REQUIREMENT
Copy each line of the listing below exactly.

-- START ENTRIES SUPPLIED --

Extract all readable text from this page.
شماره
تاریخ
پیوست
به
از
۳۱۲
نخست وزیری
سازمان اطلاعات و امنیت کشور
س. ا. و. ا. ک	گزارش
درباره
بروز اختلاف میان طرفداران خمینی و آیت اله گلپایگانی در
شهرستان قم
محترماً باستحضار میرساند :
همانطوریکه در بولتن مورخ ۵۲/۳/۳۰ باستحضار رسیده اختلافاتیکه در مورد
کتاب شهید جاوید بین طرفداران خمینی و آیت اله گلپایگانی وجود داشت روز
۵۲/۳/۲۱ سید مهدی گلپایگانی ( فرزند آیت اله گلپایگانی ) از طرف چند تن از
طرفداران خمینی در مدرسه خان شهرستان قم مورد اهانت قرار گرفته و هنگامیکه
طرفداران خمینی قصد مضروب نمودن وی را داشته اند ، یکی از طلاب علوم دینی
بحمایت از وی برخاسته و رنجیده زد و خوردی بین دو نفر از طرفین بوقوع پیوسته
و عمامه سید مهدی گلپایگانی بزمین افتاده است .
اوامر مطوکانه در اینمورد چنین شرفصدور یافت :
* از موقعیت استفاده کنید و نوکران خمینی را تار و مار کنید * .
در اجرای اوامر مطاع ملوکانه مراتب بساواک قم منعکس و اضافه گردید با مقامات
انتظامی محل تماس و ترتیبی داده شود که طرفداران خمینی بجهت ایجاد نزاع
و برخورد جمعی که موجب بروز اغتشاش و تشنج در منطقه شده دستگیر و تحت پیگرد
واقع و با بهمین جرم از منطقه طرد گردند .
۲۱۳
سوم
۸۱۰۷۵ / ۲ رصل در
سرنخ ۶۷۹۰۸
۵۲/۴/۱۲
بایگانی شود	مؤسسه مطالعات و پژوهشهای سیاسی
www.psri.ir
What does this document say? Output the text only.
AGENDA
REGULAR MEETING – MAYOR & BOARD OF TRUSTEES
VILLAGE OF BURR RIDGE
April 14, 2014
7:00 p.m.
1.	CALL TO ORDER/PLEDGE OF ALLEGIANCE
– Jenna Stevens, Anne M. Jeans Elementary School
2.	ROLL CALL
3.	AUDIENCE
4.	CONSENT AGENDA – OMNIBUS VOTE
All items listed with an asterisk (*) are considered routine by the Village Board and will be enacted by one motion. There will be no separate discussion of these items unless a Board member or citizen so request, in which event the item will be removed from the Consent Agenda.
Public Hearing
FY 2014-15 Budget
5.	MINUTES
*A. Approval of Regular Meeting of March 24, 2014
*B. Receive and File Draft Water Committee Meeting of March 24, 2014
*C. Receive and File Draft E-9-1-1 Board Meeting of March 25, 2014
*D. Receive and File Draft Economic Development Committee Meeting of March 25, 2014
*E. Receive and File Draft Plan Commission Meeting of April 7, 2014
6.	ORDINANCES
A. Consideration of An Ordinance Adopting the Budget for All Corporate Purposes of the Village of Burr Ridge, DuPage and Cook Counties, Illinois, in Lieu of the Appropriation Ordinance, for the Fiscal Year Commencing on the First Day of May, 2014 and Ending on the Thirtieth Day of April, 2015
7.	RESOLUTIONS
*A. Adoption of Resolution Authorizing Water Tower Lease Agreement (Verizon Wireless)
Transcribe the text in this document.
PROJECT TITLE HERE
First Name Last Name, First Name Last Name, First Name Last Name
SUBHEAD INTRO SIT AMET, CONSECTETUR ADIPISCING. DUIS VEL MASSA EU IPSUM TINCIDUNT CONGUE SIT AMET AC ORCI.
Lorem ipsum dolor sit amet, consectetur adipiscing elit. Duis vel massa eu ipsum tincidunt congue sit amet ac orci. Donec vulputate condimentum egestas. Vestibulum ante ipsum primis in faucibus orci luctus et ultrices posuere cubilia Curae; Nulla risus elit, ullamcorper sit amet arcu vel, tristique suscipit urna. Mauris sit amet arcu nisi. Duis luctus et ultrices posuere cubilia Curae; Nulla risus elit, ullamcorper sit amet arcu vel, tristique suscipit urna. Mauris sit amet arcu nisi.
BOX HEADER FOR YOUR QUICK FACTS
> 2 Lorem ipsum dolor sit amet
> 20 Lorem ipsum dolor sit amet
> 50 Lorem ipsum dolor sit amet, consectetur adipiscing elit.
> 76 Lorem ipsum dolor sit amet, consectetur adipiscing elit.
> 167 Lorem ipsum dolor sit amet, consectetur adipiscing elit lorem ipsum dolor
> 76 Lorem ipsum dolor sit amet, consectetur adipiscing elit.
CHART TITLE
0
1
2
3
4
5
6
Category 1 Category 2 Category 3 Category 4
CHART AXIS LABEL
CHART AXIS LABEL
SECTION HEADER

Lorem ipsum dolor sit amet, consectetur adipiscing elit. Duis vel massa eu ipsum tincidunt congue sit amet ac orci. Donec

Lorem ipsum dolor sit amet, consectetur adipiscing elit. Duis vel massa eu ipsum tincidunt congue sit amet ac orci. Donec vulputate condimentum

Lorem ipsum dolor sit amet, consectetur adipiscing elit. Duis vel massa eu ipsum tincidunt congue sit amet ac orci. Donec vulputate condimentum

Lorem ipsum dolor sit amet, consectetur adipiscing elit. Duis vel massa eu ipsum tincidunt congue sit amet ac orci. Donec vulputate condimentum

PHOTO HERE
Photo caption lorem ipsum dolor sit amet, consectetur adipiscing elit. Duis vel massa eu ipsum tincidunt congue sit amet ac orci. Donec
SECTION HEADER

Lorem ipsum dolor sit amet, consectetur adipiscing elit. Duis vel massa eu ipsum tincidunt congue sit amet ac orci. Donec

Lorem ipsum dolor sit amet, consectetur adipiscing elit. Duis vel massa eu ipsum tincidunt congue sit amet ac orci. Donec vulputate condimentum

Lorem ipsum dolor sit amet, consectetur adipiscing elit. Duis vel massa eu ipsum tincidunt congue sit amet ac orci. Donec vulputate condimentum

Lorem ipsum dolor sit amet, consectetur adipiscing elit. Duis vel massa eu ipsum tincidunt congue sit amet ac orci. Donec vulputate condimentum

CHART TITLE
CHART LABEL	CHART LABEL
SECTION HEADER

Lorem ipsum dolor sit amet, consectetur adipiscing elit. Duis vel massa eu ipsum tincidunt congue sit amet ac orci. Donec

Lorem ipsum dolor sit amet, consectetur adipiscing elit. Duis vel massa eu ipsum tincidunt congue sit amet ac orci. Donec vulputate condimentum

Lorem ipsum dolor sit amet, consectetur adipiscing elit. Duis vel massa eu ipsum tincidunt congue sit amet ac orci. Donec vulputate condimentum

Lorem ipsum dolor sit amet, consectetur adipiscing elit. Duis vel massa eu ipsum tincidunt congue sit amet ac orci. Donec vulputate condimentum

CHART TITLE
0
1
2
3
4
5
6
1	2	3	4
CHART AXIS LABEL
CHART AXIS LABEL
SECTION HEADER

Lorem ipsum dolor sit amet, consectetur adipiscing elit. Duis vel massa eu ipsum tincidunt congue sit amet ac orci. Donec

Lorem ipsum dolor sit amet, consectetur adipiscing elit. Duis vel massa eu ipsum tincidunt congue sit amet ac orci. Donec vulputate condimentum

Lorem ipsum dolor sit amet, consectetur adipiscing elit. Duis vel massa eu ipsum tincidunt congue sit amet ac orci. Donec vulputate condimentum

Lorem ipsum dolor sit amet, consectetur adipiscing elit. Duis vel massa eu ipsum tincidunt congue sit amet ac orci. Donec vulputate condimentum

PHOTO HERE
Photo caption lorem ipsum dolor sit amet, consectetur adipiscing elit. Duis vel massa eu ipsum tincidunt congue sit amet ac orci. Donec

-- END ENTRIES SUPPLIED --

RESPONSE TO THE EXERCISE
Extract all readable text from this page.
شماره
تاریخ
پیوست
به
از
۳۱۲
نخست وزیری
سازمان اطلاعات و امنیت کشور
س. ا. و. ا. ک	گزارش
درباره
بروز اختلاف میان طرفداران خمینی و آیت اله گلپایگانی در
شهرستان قم
محترماً باستحضار میرساند :
همانطوریکه در بولتن مورخ ۵۲/۳/۳۰ باستحضار رسیده اختلافاتیکه در مورد
کتاب شهید جاوید بین طرفداران خمینی و آیت اله گلپایگانی وجود داشت روز
۵۲/۳/۲۱ سید مهدی گلپایگانی ( فرزند آیت اله گلپایگانی ) از طرف چند تن از
طرفداران خمینی در مدرسه خان شهرستان قم مورد اهانت قرار گرفته و هنگامیکه
طرفداران خمینی قصد مضروب نمودن وی را داشته اند ، یکی از طلاب علوم دینی
بحمایت از وی برخاسته و رنجیده زد و خوردی بین دو نفر از طرفین بوقوع پیوسته
و عمامه سید مهدی گلپایگانی بزمین افتاده است .
اوامر مطوکانه در اینمورد چنین شرفصدور یافت :
* از موقعیت استفاده کنید و نوکران خمینی را تار و مار کنید * .
در اجرای اوامر مطاع ملوکانه مراتب بساواک قم منعکس و اضافه گردید با مقامات
انتظامی محل تماس و ترتیبی داده شود که طرفداران خمینی بجهت ایجاد نزاع
و برخورد جمعی که موجب بروز اغتشاش و تشنج در منطقه شده دستگیر و تحت پیگرد
واقع و با بهمین جرم از منطقه طرد گردند .
۲۱۳
سوم
۸۱۰۷۵ / ۲ رصل در
سرنخ ۶۷۹۰۸
۵۲/۴/۱۲
بایگانی شود	مؤسسه مطالعات و پژوهشهای سیاسی
www.psri.ir
What does this document say? Output the text only.
AGENDA
REGULAR MEETING – MAYOR & BOARD OF TRUSTEES
VILLAGE OF BURR RIDGE
April 14, 2014
7:00 p.m.
1.	CALL TO ORDER/PLEDGE OF ALLEGIANCE
– Jenna Stevens, Anne M. Jeans Elementary School
2.	ROLL CALL
3.	AUDIENCE
4.	CONSENT AGENDA – OMNIBUS VOTE
All items listed with an asterisk (*) are considered routine by the Village Board and will be enacted by one motion. There will be no separate discussion of these items unless a Board member or citizen so request, in which event the item will be removed from the Consent Agenda.
Public Hearing
FY 2014-15 Budget
5.	MINUTES
*A. Approval of Regular Meeting of March 24, 2014
*B. Receive and File Draft Water Committee Meeting of March 24, 2014
*C. Receive and File Draft E-9-1-1 Board Meeting of March 25, 2014
*D. Receive and File Draft Economic Development Committee Meeting of March 25, 2014
*E. Receive and File Draft Plan Commission Meeting of April 7, 2014
6.	ORDINANCES
A. Consideration of An Ordinance Adopting the Budget for All Corporate Purposes of the Village of Burr Ridge, DuPage and Cook Counties, Illinois, in Lieu of the Appropriation Ordinance, for the Fiscal Year Commencing on the First Day of May, 2014 and Ending on the Thirtieth Day of April, 2015
7.	RESOLUTIONS
*A. Adoption of Resolution Authorizing Water Tower Lease Agreement (Verizon Wireless)
Transcribe the text in this document.
PROJECT TITLE HERE
First Name Last Name, First Name Last Name, First Name Last Name
SUBHEAD INTRO SIT AMET, CONSECTETUR ADIPISCING. DUIS VEL MASSA EU IPSUM TINCIDUNT CONGUE SIT AMET AC ORCI.
Lorem ipsum dolor sit amet, consectetur adipiscing elit. Duis vel massa eu ipsum tincidunt congue sit amet ac orci. Donec vulputate condimentum egestas. Vestibulum ante ipsum primis in faucibus orci luctus et ultrices posuere cubilia Curae; Nulla risus elit, ullamcorper sit amet arcu vel, tristique suscipit urna. Mauris sit amet arcu nisi. Duis luctus et ultrices posuere cubilia Curae; Nulla risus elit, ullamcorper sit amet arcu vel, tristique suscipit urna. Mauris sit amet arcu nisi.
BOX HEADER FOR YOUR QUICK FACTS
> 2 Lorem ipsum dolor sit amet
> 20 Lorem ipsum dolor sit amet
> 50 Lorem ipsum dolor sit amet, consectetur adipiscing elit.
> 76 Lorem ipsum dolor sit amet, consectetur adipiscing elit.
> 167 Lorem ipsum dolor sit amet, consectetur adipiscing elit lorem ipsum dolor
> 76 Lorem ipsum dolor sit amet, consectetur adipiscing elit.
CHART TITLE
0
1
2
3
4
5
6
Category 1 Category 2 Category 3 Category 4
CHART AXIS LABEL
CHART AXIS LABEL
SECTION HEADER

Lorem ipsum dolor sit amet, consectetur adipiscing elit. Duis vel massa eu ipsum tincidunt congue sit amet ac orci. Donec

Lorem ipsum dolor sit amet, consectetur adipiscing elit. Duis vel massa eu ipsum tincidunt congue sit amet ac orci. Donec vulputate condimentum

Lorem ipsum dolor sit amet, consectetur adipiscing elit. Duis vel massa eu ipsum tincidunt congue sit amet ac orci. Donec vulputate condimentum

Lorem ipsum dolor sit amet, consectetur adipiscing elit. Duis vel massa eu ipsum tincidunt congue sit amet ac orci. Donec vulputate condimentum

PHOTO HERE
Photo caption lorem ipsum dolor sit amet, consectetur adipiscing elit. Duis vel massa eu ipsum tincidunt congue sit amet ac orci. Donec
SECTION HEADER

Lorem ipsum dolor sit amet, consectetur adipiscing elit. Duis vel massa eu ipsum tincidunt congue sit amet ac orci. Donec

Lorem ipsum dolor sit amet, consectetur adipiscing elit. Duis vel massa eu ipsum tincidunt congue sit amet ac orci. Donec vulputate condimentum

Lorem ipsum dolor sit amet, consectetur adipiscing elit. Duis vel massa eu ipsum tincidunt congue sit amet ac orci. Donec vulputate condimentum

Lorem ipsum dolor sit amet, consectetur adipiscing elit. Duis vel massa eu ipsum tincidunt congue sit amet ac orci. Donec vulputate condimentum

CHART TITLE
CHART LABEL	CHART LABEL
SECTION HEADER

Lorem ipsum dolor sit amet, consectetur adipiscing elit. Duis vel massa eu ipsum tincidunt congue sit amet ac orci. Donec

Lorem ipsum dolor sit amet, consectetur adipiscing elit. Duis vel massa eu ipsum tincidunt congue sit amet ac orci. Donec vulputate condimentum

Lorem ipsum dolor sit amet, consectetur adipiscing elit. Duis vel massa eu ipsum tincidunt congue sit amet ac orci. Donec vulputate condimentum

Lorem ipsum dolor sit amet, consectetur adipiscing elit. Duis vel massa eu ipsum tincidunt congue sit amet ac orci. Donec vulputate condimentum

CHART TITLE
0
1
2
3
4
5
6
1	2	3	4
CHART AXIS LABEL
CHART AXIS LABEL
SECTION HEADER

Lorem ipsum dolor sit amet, consectetur adipiscing elit. Duis vel massa eu ipsum tincidunt congue sit amet ac orci. Donec

Lorem ipsum dolor sit amet, consectetur adipiscing elit. Duis vel massa eu ipsum tincidunt congue sit amet ac orci. Donec vulputate condimentum

Lorem ipsum dolor sit amet, consectetur adipiscing elit. Duis vel massa eu ipsum tincidunt congue sit amet ac orci. Donec vulputate condimentum

Lorem ipsum dolor sit amet, consectetur adipiscing elit. Duis vel massa eu ipsum tincidunt congue sit amet ac orci. Donec vulputate condimentum

PHOTO HERE
Photo caption lorem ipsum dolor sit amet, consectetur adipiscing elit. Duis vel massa eu ipsum tincidunt congue sit amet ac orci. Donec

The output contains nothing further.